Stated task
Reproduce every record below exactly as it appears.

Material provided
=-=-=-=-=

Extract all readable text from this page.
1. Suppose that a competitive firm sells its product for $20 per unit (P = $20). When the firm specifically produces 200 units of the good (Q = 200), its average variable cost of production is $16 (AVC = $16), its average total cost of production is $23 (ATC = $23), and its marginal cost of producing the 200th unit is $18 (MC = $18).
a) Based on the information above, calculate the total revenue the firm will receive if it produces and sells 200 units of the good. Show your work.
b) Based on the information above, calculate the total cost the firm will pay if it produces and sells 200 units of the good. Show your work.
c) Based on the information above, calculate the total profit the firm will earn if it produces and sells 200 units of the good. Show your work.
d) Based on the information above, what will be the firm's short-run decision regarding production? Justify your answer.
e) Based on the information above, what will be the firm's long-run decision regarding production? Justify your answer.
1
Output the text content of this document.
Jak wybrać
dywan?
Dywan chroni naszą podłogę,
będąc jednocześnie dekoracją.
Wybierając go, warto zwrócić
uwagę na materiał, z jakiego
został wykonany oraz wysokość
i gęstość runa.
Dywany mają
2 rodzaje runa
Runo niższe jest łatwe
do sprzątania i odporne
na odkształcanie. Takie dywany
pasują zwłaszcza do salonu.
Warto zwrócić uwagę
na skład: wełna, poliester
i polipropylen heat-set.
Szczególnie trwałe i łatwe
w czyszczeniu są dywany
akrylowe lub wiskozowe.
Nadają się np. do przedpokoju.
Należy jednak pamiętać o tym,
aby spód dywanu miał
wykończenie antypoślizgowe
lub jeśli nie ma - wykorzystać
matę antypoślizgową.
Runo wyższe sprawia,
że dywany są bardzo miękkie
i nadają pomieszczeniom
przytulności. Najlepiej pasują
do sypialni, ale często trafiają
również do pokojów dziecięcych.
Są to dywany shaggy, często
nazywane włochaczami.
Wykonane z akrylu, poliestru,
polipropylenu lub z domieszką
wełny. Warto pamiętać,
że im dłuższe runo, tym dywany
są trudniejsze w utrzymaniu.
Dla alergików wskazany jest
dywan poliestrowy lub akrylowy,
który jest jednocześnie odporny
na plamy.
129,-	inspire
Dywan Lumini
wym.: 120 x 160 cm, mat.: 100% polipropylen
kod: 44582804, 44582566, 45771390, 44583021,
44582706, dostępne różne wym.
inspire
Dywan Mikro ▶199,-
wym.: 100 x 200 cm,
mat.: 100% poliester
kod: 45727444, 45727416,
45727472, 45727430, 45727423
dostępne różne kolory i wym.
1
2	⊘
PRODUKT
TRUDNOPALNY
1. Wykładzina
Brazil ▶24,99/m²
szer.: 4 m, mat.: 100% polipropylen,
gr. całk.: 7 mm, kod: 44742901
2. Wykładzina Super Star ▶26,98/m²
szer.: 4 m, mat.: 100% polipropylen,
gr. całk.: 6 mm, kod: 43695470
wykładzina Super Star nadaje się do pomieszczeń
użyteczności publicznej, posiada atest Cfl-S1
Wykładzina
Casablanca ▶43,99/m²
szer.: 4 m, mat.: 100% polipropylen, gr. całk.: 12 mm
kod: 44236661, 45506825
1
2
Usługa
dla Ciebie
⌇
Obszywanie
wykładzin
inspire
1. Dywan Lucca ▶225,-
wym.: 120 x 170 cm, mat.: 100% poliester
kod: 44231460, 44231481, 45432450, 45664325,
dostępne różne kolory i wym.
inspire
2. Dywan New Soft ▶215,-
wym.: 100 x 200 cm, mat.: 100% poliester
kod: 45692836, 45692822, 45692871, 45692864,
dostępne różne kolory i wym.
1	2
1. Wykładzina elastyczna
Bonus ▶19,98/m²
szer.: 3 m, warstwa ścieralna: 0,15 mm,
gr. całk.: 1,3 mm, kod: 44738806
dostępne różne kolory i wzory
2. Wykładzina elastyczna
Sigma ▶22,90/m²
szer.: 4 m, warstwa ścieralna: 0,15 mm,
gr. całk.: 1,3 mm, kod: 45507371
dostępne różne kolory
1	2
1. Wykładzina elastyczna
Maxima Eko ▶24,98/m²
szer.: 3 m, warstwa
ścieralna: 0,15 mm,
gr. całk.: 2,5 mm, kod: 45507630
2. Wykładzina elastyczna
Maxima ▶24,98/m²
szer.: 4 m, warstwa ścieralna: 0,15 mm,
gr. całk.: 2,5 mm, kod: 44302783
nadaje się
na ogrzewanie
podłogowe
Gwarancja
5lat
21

=-=-=-=-=

Answer below
Extract all readable text from this page.
1. Suppose that a competitive firm sells its product for $20 per unit (P = $20). When the firm specifically produces 200 units of the good (Q = 200), its average variable cost of production is $16 (AVC = $16), its average total cost of production is $23 (ATC = $23), and its marginal cost of producing the 200th unit is $18 (MC = $18).
a) Based on the information above, calculate the total revenue the firm will receive if it produces and sells 200 units of the good. Show your work.
b) Based on the information above, calculate the total cost the firm will pay if it produces and sells 200 units of the good. Show your work.
c) Based on the information above, calculate the total profit the firm will earn if it produces and sells 200 units of the good. Show your work.
d) Based on the information above, what will be the firm's short-run decision regarding production? Justify your answer.
e) Based on the information above, what will be the firm's long-run decision regarding production? Justify your answer.
1
Output the text content of this document.
Jak wybrać
dywan?
Dywan chroni naszą podłogę,
będąc jednocześnie dekoracją.
Wybierając go, warto zwrócić
uwagę na materiał, z jakiego
został wykonany oraz wysokość
i gęstość runa.
Dywany mają
2 rodzaje runa
Runo niższe jest łatwe
do sprzątania i odporne
na odkształcanie. Takie dywany
pasują zwłaszcza do salonu.
Warto zwrócić uwagę
na skład: wełna, poliester
i polipropylen heat-set.
Szczególnie trwałe i łatwe
w czyszczeniu są dywany
akrylowe lub wiskozowe.
Nadają się np. do przedpokoju.
Należy jednak pamiętać o tym,
aby spód dywanu miał
wykończenie antypoślizgowe
lub jeśli nie ma - wykorzystać
matę antypoślizgową.
Runo wyższe sprawia,
że dywany są bardzo miękkie
i nadają pomieszczeniom
przytulności. Najlepiej pasują
do sypialni, ale często trafiają
również do pokojów dziecięcych.
Są to dywany shaggy, często
nazywane włochaczami.
Wykonane z akrylu, poliestru,
polipropylenu lub z domieszką
wełny. Warto pamiętać,
że im dłuższe runo, tym dywany
są trudniejsze w utrzymaniu.
Dla alergików wskazany jest
dywan poliestrowy lub akrylowy,
który jest jednocześnie odporny
na plamy.
129,-	inspire
Dywan Lumini
wym.: 120 x 160 cm, mat.: 100% polipropylen
kod: 44582804, 44582566, 45771390, 44583021,
44582706, dostępne różne wym.
inspire
Dywan Mikro ▶199,-
wym.: 100 x 200 cm,
mat.: 100% poliester
kod: 45727444, 45727416,
45727472, 45727430, 45727423
dostępne różne kolory i wym.
1
2	⊘
PRODUKT
TRUDNOPALNY
1. Wykładzina
Brazil ▶24,99/m²
szer.: 4 m, mat.: 100% polipropylen,
gr. całk.: 7 mm, kod: 44742901
2. Wykładzina Super Star ▶26,98/m²
szer.: 4 m, mat.: 100% polipropylen,
gr. całk.: 6 mm, kod: 43695470
wykładzina Super Star nadaje się do pomieszczeń
użyteczności publicznej, posiada atest Cfl-S1
Wykładzina
Casablanca ▶43,99/m²
szer.: 4 m, mat.: 100% polipropylen, gr. całk.: 12 mm
kod: 44236661, 45506825
1
2
Usługa
dla Ciebie
⌇
Obszywanie
wykładzin
inspire
1. Dywan Lucca ▶225,-
wym.: 120 x 170 cm, mat.: 100% poliester
kod: 44231460, 44231481, 45432450, 45664325,
dostępne różne kolory i wym.
inspire
2. Dywan New Soft ▶215,-
wym.: 100 x 200 cm, mat.: 100% poliester
kod: 45692836, 45692822, 45692871, 45692864,
dostępne różne kolory i wym.
1	2
1. Wykładzina elastyczna
Bonus ▶19,98/m²
szer.: 3 m, warstwa ścieralna: 0,15 mm,
gr. całk.: 1,3 mm, kod: 44738806
dostępne różne kolory i wzory
2. Wykładzina elastyczna
Sigma ▶22,90/m²
szer.: 4 m, warstwa ścieralna: 0,15 mm,
gr. całk.: 1,3 mm, kod: 45507371
dostępne różne kolory
1	2
1. Wykładzina elastyczna
Maxima Eko ▶24,98/m²
szer.: 3 m, warstwa
ścieralna: 0,15 mm,
gr. całk.: 2,5 mm, kod: 45507630
2. Wykładzina elastyczna
Maxima ▶24,98/m²
szer.: 4 m, warstwa ścieralna: 0,15 mm,
gr. całk.: 2,5 mm, kod: 44302783
nadaje się
na ogrzewanie
podłogowe
Gwarancja
5lat
21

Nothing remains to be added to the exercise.